## [Dataset extract]
== == ==
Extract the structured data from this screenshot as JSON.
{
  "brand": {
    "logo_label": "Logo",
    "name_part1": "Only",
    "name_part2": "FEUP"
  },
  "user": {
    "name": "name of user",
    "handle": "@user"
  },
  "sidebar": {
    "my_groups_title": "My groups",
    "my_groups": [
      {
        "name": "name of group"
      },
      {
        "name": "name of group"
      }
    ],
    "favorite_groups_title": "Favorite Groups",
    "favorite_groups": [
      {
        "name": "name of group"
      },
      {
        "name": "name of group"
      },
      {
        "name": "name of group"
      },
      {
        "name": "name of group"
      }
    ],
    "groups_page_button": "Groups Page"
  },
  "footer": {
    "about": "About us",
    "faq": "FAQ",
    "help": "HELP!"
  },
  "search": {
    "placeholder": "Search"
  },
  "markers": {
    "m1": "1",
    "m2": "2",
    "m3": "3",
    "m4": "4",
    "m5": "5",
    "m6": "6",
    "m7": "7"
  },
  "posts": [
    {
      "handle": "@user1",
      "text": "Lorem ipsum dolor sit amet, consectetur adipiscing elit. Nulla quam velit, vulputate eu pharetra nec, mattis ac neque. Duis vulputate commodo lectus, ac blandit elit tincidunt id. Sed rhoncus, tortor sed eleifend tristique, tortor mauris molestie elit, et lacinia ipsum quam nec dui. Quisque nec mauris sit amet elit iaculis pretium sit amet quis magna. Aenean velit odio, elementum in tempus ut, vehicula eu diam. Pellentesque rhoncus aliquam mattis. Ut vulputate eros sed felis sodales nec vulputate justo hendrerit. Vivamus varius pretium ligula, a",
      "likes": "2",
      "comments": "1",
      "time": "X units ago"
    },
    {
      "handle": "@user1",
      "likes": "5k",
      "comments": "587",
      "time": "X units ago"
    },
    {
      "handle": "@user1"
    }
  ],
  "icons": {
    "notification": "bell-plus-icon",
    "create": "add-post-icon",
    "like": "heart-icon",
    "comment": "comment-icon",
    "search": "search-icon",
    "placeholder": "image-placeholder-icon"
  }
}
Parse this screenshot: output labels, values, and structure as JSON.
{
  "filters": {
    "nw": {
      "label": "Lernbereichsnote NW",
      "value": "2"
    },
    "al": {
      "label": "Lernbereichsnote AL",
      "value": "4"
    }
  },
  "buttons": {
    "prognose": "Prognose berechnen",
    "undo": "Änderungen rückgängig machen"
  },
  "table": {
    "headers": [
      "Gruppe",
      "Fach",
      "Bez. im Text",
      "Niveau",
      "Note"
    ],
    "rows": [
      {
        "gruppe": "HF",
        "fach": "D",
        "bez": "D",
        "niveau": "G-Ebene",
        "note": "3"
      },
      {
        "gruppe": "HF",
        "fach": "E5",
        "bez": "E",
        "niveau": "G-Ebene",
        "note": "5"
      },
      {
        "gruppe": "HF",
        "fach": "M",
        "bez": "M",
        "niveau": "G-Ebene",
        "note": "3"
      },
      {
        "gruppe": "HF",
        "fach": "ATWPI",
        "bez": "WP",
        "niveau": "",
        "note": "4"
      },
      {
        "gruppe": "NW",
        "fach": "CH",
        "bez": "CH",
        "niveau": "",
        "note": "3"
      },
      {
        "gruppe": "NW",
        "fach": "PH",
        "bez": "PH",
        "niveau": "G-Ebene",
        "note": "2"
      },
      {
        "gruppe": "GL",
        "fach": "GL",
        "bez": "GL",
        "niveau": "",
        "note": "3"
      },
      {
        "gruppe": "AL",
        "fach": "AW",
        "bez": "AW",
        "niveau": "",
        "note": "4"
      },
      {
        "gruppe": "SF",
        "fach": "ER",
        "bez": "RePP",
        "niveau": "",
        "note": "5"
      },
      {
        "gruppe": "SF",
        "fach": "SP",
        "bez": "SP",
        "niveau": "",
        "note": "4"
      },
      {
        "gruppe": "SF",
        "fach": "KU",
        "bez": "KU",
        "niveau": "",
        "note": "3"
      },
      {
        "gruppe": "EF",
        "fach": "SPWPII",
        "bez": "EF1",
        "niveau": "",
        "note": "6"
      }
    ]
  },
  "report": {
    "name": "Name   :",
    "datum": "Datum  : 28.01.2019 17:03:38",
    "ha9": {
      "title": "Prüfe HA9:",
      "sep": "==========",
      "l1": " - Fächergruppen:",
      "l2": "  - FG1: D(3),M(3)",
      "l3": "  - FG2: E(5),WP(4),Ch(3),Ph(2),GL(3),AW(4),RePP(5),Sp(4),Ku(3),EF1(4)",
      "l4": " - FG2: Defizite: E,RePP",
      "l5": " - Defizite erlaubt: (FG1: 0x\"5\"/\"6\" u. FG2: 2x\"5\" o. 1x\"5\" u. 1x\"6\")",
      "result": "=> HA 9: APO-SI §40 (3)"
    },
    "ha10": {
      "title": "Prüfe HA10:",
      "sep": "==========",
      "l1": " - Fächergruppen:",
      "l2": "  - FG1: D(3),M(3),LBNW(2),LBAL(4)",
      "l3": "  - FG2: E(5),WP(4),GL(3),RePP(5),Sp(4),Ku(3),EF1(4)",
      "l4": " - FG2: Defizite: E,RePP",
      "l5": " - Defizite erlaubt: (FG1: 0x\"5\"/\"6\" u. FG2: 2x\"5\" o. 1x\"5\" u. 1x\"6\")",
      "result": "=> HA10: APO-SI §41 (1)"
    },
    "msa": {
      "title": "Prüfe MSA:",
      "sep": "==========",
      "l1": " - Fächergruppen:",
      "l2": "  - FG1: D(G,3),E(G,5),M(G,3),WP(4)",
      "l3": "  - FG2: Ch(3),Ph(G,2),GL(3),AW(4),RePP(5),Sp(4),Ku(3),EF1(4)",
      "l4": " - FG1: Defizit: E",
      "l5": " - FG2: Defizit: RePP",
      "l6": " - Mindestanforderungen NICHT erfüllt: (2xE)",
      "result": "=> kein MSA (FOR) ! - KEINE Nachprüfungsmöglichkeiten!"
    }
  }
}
== == ==
## [Exercise description]
Set down the entries verbatim, leaving none out.

## [Result for this task]
Extract the structured data from this screenshot as JSON.
{
  "brand": {
    "logo_label": "Logo",
    "name_part1": "Only",
    "name_part2": "FEUP"
  },
  "user": {
    "name": "name of user",
    "handle": "@user"
  },
  "sidebar": {
    "my_groups_title": "My groups",
    "my_groups": [
      {
        "name": "name of group"
      },
      {
        "name": "name of group"
      }
    ],
    "favorite_groups_title": "Favorite Groups",
    "favorite_groups": [
      {
        "name": "name of group"
      },
      {
        "name": "name of group"
      },
      {
        "name": "name of group"
      },
      {
        "name": "name of group"
      }
    ],
    "groups_page_button": "Groups Page"
  },
  "footer": {
    "about": "About us",
    "faq": "FAQ",
    "help": "HELP!"
  },
  "search": {
    "placeholder": "Search"
  },
  "markers": {
    "m1": "1",
    "m2": "2",
    "m3": "3",
    "m4": "4",
    "m5": "5",
    "m6": "6",
    "m7": "7"
  },
  "posts": [
    {
      "handle": "@user1",
      "text": "Lorem ipsum dolor sit amet, consectetur adipiscing elit. Nulla quam velit, vulputate eu pharetra nec, mattis ac neque. Duis vulputate commodo lectus, ac blandit elit tincidunt id. Sed rhoncus, tortor sed eleifend tristique, tortor mauris molestie elit, et lacinia ipsum quam nec dui. Quisque nec mauris sit amet elit iaculis pretium sit amet quis magna. Aenean velit odio, elementum in tempus ut, vehicula eu diam. Pellentesque rhoncus aliquam mattis. Ut vulputate eros sed felis sodales nec vulputate justo hendrerit. Vivamus varius pretium ligula, a",
      "likes": "2",
      "comments": "1",
      "time": "X units ago"
    },
    {
      "handle": "@user1",
      "likes": "5k",
      "comments": "587",
      "time": "X units ago"
    },
    {
      "handle": "@user1"
    }
  ],
  "icons": {
    "notification": "bell-plus-icon",
    "create": "add-post-icon",
    "like": "heart-icon",
    "comment": "comment-icon",
    "search": "search-icon",
    "placeholder": "image-placeholder-icon"
  }
}
Parse this screenshot: output labels, values, and structure as JSON.
{
  "filters": {
    "nw": {
      "label": "Lernbereichsnote NW",
      "value": "2"
    },
    "al": {
      "label": "Lernbereichsnote AL",
      "value": "4"
    }
  },
  "buttons": {
    "prognose": "Prognose berechnen",
    "undo": "Änderungen rückgängig machen"
  },
  "table": {
    "headers": [
      "Gruppe",
      "Fach",
      "Bez. im Text",
      "Niveau",
      "Note"
    ],
    "rows": [
      {
        "gruppe": "HF",
        "fach": "D",
        "bez": "D",
        "niveau": "G-Ebene",
        "note": "3"
      },
      {
        "gruppe": "HF",
        "fach": "E5",
        "bez": "E",
        "niveau": "G-Ebene",
        "note": "5"
      },
      {
        "gruppe": "HF",
        "fach": "M",
        "bez": "M",
        "niveau": "G-Ebene",
        "note": "3"
      },
      {
        "gruppe": "HF",
        "fach": "ATWPI",
        "bez": "WP",
        "niveau": "",
        "note": "4"
      },
      {
        "gruppe": "NW",
        "fach": "CH",
        "bez": "CH",
        "niveau": "",
        "note": "3"
      },
      {
        "gruppe": "NW",
        "fach": "PH",
        "bez": "PH",
        "niveau": "G-Ebene",
        "note": "2"
      },
      {
        "gruppe": "GL",
        "fach": "GL",
        "bez": "GL",
        "niveau": "",
        "note": "3"
      },
      {
        "gruppe": "AL",
        "fach": "AW",
        "bez": "AW",
        "niveau": "",
        "note": "4"
      },
      {
        "gruppe": "SF",
        "fach": "ER",
        "bez": "RePP",
        "niveau": "",
        "note": "5"
      },
      {
        "gruppe": "SF",
        "fach": "SP",
        "bez": "SP",
        "niveau": "",
        "note": "4"
      },
      {
        "gruppe": "SF",
        "fach": "KU",
        "bez": "KU",
        "niveau": "",
        "note": "3"
      },
      {
        "gruppe": "EF",
        "fach": "SPWPII",
        "bez": "EF1",
        "niveau": "",
        "note": "6"
      }
    ]
  },
  "report": {
    "name": "Name   :",
    "datum": "Datum  : 28.01.2019 17:03:38",
    "ha9": {
      "title": "Prüfe HA9:",
      "sep": "==========",
      "l1": " - Fächergruppen:",
      "l2": "  - FG1: D(3),M(3)",
      "l3": "  - FG2: E(5),WP(4),Ch(3),Ph(2),GL(3),AW(4),RePP(5),Sp(4),Ku(3),EF1(4)",
      "l4": " - FG2: Defizite: E,RePP",
      "l5": " - Defizite erlaubt: (FG1: 0x\"5\"/\"6\" u. FG2: 2x\"5\" o. 1x\"5\" u. 1x\"6\")",
      "result": "=> HA 9: APO-SI §40 (3)"
    },
    "ha10": {
      "title": "Prüfe HA10:",
      "sep": "==========",
      "l1": " - Fächergruppen:",
      "l2": "  - FG1: D(3),M(3),LBNW(2),LBAL(4)",
      "l3": "  - FG2: E(5),WP(4),GL(3),RePP(5),Sp(4),Ku(3),EF1(4)",
      "l4": " - FG2: Defizite: E,RePP",
      "l5": " - Defizite erlaubt: (FG1: 0x\"5\"/\"6\" u. FG2: 2x\"5\" o. 1x\"5\" u. 1x\"6\")",
      "result": "=> HA10: APO-SI §41 (1)"
    },
    "msa": {
      "title": "Prüfe MSA:",
      "sep": "==========",
      "l1": " - Fächergruppen:",
      "l2": "  - FG1: D(G,3),E(G,5),M(G,3),WP(4)",
      "l3": "  - FG2: Ch(3),Ph(G,2),GL(3),AW(4),RePP(5),Sp(4),Ku(3),EF1(4)",
      "l4": " - FG1: Defizit: E",
      "l5": " - FG2: Defizit: RePP",
      "l6": " - Mindestanforderungen NICHT erfüllt: (2xE)",
      "result": "=> kein MSA (FOR) ! - KEINE Nachprüfungsmöglichkeiten!"
    }
  }
}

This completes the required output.